§ The data:
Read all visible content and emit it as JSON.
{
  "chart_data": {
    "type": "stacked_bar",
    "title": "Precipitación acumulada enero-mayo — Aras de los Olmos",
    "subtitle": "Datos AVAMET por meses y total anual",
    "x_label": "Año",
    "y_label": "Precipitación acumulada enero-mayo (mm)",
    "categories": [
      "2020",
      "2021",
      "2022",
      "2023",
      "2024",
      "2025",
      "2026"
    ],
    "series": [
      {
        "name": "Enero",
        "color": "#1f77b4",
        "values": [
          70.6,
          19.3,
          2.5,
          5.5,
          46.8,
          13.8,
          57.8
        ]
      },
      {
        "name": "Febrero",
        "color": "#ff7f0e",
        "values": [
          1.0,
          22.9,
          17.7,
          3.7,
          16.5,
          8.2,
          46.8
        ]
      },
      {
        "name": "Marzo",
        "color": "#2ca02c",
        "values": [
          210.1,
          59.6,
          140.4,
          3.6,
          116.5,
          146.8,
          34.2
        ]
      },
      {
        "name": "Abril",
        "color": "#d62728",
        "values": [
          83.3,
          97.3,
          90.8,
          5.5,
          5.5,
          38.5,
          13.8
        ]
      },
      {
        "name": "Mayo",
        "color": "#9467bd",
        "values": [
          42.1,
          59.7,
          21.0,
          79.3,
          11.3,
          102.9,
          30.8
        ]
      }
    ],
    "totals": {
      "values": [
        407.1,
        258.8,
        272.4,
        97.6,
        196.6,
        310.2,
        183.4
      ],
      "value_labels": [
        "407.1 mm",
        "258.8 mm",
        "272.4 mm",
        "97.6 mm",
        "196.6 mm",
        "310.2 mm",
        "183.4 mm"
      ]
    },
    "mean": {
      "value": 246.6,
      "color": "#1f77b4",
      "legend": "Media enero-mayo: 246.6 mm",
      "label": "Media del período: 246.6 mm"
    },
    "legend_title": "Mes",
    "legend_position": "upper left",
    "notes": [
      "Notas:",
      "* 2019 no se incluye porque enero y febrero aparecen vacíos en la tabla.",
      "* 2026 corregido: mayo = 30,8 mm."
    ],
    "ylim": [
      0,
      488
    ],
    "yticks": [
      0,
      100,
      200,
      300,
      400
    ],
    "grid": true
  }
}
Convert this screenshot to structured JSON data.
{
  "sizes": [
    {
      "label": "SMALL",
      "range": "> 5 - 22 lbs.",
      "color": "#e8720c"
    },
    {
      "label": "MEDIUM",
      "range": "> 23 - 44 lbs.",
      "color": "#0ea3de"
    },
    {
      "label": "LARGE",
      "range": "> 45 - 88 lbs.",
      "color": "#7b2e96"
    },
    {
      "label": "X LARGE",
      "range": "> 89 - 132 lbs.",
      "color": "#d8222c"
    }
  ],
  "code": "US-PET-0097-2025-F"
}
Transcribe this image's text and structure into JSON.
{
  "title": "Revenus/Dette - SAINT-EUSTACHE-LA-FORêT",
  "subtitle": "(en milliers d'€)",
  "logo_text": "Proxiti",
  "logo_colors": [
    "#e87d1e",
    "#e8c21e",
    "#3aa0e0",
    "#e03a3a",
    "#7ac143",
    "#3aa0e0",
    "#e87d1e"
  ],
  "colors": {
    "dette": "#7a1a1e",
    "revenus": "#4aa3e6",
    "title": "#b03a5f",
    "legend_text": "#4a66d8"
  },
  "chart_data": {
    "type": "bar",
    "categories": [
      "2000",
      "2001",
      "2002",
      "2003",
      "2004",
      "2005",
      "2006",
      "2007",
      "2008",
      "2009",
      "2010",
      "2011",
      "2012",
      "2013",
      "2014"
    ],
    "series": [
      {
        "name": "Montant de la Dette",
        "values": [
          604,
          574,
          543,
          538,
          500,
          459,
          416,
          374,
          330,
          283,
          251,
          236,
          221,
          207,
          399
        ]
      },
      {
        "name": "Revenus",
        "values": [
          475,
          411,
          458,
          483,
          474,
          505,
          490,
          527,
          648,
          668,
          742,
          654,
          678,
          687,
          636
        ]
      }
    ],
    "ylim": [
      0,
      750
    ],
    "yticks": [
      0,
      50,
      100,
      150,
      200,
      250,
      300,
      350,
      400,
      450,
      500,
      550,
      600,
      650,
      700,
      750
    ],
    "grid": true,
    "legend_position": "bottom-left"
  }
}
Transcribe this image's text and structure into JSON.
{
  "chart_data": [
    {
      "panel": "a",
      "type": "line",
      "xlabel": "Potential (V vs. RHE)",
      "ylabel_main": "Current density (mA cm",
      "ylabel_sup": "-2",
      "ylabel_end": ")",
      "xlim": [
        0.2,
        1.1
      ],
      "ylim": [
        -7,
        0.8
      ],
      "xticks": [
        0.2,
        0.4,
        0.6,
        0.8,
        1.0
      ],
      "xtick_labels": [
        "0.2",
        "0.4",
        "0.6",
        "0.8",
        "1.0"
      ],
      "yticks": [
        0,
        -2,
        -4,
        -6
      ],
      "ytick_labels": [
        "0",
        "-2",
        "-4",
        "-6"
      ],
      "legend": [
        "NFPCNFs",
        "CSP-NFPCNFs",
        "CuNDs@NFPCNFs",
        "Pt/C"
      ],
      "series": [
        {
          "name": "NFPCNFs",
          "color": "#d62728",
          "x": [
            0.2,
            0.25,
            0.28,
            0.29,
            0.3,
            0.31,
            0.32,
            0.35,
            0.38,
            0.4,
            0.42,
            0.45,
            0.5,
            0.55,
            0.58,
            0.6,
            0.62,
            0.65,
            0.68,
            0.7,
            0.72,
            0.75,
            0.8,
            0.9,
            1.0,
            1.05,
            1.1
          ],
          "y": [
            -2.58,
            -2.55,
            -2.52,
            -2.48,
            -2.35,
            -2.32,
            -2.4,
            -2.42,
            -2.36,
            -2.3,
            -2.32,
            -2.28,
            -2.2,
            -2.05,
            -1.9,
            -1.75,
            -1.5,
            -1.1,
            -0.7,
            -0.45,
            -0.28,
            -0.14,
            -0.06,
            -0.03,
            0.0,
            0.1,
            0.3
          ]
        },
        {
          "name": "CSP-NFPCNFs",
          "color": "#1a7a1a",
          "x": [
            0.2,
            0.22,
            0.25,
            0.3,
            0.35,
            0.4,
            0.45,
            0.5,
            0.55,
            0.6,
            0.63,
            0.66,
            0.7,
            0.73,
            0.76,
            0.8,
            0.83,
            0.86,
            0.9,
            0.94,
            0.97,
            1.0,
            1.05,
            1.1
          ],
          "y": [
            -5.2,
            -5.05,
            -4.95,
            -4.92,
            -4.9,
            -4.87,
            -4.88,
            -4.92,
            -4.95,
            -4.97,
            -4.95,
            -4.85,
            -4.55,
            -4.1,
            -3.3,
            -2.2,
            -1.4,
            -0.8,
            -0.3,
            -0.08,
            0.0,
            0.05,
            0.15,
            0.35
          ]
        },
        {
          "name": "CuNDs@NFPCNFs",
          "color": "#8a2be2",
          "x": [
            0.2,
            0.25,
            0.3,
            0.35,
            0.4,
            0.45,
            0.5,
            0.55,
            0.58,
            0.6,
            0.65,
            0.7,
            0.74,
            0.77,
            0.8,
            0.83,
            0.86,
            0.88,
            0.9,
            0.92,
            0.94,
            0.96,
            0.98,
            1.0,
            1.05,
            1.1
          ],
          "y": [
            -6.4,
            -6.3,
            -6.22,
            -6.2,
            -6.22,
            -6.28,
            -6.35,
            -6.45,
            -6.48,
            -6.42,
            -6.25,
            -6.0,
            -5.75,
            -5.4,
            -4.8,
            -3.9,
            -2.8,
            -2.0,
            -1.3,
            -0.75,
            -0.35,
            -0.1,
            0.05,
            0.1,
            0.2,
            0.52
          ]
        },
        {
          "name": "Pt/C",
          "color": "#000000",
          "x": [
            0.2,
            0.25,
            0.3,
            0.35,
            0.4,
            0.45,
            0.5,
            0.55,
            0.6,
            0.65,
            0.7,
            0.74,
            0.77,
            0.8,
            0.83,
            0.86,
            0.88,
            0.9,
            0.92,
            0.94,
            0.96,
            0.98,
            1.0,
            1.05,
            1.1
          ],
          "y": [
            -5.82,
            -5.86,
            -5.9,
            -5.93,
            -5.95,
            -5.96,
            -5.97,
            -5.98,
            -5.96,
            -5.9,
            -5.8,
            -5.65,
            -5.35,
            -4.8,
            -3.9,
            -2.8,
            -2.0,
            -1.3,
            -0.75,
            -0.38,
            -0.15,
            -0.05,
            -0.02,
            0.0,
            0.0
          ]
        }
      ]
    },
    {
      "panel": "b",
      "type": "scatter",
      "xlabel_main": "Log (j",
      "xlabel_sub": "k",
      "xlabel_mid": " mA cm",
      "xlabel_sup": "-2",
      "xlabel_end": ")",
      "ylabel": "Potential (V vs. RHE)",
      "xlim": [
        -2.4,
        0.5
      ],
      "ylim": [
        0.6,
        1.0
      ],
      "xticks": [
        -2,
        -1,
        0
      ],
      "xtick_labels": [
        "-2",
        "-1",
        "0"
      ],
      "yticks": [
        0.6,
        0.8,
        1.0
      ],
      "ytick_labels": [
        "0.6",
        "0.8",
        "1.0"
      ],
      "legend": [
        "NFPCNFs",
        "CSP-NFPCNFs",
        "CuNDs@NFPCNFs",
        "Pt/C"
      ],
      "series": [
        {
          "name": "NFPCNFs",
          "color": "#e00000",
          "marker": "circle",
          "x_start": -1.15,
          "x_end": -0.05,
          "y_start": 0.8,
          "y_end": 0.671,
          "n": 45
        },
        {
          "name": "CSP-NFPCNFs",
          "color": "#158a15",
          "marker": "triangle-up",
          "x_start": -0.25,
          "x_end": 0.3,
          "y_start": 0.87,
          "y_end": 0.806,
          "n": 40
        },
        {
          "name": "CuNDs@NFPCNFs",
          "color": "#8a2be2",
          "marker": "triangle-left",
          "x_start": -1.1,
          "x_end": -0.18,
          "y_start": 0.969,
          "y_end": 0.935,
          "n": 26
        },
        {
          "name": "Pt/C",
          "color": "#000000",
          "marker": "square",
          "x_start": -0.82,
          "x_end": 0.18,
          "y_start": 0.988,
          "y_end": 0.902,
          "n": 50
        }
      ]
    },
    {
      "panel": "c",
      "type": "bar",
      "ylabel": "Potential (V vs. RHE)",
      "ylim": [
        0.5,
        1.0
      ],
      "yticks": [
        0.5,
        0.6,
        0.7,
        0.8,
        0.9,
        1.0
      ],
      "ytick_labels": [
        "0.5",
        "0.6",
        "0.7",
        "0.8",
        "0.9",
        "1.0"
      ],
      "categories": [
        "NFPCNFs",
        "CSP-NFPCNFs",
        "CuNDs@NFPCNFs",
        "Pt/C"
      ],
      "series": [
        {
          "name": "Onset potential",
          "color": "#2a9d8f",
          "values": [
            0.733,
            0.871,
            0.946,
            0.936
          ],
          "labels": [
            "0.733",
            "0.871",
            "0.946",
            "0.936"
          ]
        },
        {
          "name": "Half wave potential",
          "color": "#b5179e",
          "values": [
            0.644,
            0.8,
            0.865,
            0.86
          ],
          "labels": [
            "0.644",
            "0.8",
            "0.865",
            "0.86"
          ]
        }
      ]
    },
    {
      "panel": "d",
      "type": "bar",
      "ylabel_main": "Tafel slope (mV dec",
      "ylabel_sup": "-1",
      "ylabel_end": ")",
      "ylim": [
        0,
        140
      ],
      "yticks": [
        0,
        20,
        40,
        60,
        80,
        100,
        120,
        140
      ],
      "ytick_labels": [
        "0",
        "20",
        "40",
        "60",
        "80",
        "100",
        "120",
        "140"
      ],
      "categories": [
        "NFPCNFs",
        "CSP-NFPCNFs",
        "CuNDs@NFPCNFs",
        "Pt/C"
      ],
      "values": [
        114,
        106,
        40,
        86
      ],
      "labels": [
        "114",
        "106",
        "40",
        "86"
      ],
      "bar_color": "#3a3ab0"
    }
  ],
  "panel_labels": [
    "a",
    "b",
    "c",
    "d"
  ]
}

§ Exercise instructions: Establish how many lines of the material above hold the word "type". Nothing but the count should be returned.

§ Response to the exercise: 6